Each entry in the listing below should be restated word for word.

## Records for the exercise
============

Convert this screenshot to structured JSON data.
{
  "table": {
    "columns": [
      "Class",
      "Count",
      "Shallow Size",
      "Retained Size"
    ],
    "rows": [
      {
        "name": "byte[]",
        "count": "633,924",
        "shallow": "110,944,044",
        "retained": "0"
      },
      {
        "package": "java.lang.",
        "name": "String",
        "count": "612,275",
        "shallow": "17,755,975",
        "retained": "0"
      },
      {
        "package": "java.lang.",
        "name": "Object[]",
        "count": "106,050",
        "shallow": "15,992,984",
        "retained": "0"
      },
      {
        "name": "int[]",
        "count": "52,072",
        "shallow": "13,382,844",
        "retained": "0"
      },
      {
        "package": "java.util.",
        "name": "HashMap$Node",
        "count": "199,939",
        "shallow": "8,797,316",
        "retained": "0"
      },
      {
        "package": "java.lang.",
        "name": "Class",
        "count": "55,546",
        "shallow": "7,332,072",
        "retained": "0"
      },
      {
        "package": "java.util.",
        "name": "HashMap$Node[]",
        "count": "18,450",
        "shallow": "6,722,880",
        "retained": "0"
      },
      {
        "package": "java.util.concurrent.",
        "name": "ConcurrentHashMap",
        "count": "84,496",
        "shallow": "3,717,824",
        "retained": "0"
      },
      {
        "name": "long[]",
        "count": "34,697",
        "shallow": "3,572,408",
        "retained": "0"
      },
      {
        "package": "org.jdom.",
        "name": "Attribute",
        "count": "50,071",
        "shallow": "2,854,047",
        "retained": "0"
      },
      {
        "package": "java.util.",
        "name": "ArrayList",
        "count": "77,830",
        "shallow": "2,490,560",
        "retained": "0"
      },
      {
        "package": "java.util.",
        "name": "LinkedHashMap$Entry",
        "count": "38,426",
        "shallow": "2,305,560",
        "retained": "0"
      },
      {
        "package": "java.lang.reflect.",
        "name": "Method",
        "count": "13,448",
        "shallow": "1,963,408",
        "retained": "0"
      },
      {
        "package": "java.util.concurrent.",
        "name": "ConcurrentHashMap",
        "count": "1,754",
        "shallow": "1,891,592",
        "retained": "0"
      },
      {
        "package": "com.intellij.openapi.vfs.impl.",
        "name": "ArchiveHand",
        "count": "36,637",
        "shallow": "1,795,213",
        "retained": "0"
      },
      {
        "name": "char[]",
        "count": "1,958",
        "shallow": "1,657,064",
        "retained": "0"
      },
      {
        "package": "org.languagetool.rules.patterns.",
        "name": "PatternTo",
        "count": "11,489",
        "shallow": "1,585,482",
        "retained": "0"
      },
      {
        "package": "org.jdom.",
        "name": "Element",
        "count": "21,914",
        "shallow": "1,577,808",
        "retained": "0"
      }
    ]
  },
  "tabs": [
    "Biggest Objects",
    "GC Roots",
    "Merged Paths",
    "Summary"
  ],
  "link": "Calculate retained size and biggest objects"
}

============

## Response below
Convert this screenshot to structured JSON data.
{
  "table": {
    "columns": [
      "Class",
      "Count",
      "Shallow Size",
      "Retained Size"
    ],
    "rows": [
      {
        "name": "byte[]",
        "count": "633,924",
        "shallow": "110,944,044",
        "retained": "0"
      },
      {
        "package": "java.lang.",
        "name": "String",
        "count": "612,275",
        "shallow": "17,755,975",
        "retained": "0"
      },
      {
        "package": "java.lang.",
        "name": "Object[]",
        "count": "106,050",
        "shallow": "15,992,984",
        "retained": "0"
      },
      {
        "name": "int[]",
        "count": "52,072",
        "shallow": "13,382,844",
        "retained": "0"
      },
      {
        "package": "java.util.",
        "name": "HashMap$Node",
        "count": "199,939",
        "shallow": "8,797,316",
        "retained": "0"
      },
      {
        "package": "java.lang.",
        "name": "Class",
        "count": "55,546",
        "shallow": "7,332,072",
        "retained": "0"
      },
      {
        "package": "java.util.",
        "name": "HashMap$Node[]",
        "count": "18,450",
        "shallow": "6,722,880",
        "retained": "0"
      },
      {
        "package": "java.util.concurrent.",
        "name": "ConcurrentHashMap",
        "count": "84,496",
        "shallow": "3,717,824",
        "retained": "0"
      },
      {
        "name": "long[]",
        "count": "34,697",
        "shallow": "3,572,408",
        "retained": "0"
      },
      {
        "package": "org.jdom.",
        "name": "Attribute",
        "count": "50,071",
        "shallow": "2,854,047",
        "retained": "0"
      },
      {
        "package": "java.util.",
        "name": "ArrayList",
        "count": "77,830",
        "shallow": "2,490,560",
        "retained": "0"
      },
      {
        "package": "java.util.",
        "name": "LinkedHashMap$Entry",
        "count": "38,426",
        "shallow": "2,305,560",
        "retained": "0"
      },
      {
        "package": "java.lang.reflect.",
        "name": "Method",
        "count": "13,448",
        "shallow": "1,963,408",
        "retained": "0"
      },
      {
        "package": "java.util.concurrent.",
        "name": "ConcurrentHashMap",
        "count": "1,754",
        "shallow": "1,891,592",
        "retained": "0"
      },
      {
        "package": "com.intellij.openapi.vfs.impl.",
        "name": "ArchiveHand",
        "count": "36,637",
        "shallow": "1,795,213",
        "retained": "0"
      },
      {
        "name": "char[]",
        "count": "1,958",
        "shallow": "1,657,064",
        "retained": "0"
      },
      {
        "package": "org.languagetool.rules.patterns.",
        "name": "PatternTo",
        "count": "11,489",
        "shallow": "1,585,482",
        "retained": "0"
      },
      {
        "package": "org.jdom.",
        "name": "Element",
        "count": "21,914",
        "shallow": "1,577,808",
        "retained": "0"
      }
    ]
  },
  "tabs": [
    "Biggest Objects",
    "GC Roots",
    "Merged Paths",
    "Summary"
  ],
  "link": "Calculate retained size and biggest objects"
}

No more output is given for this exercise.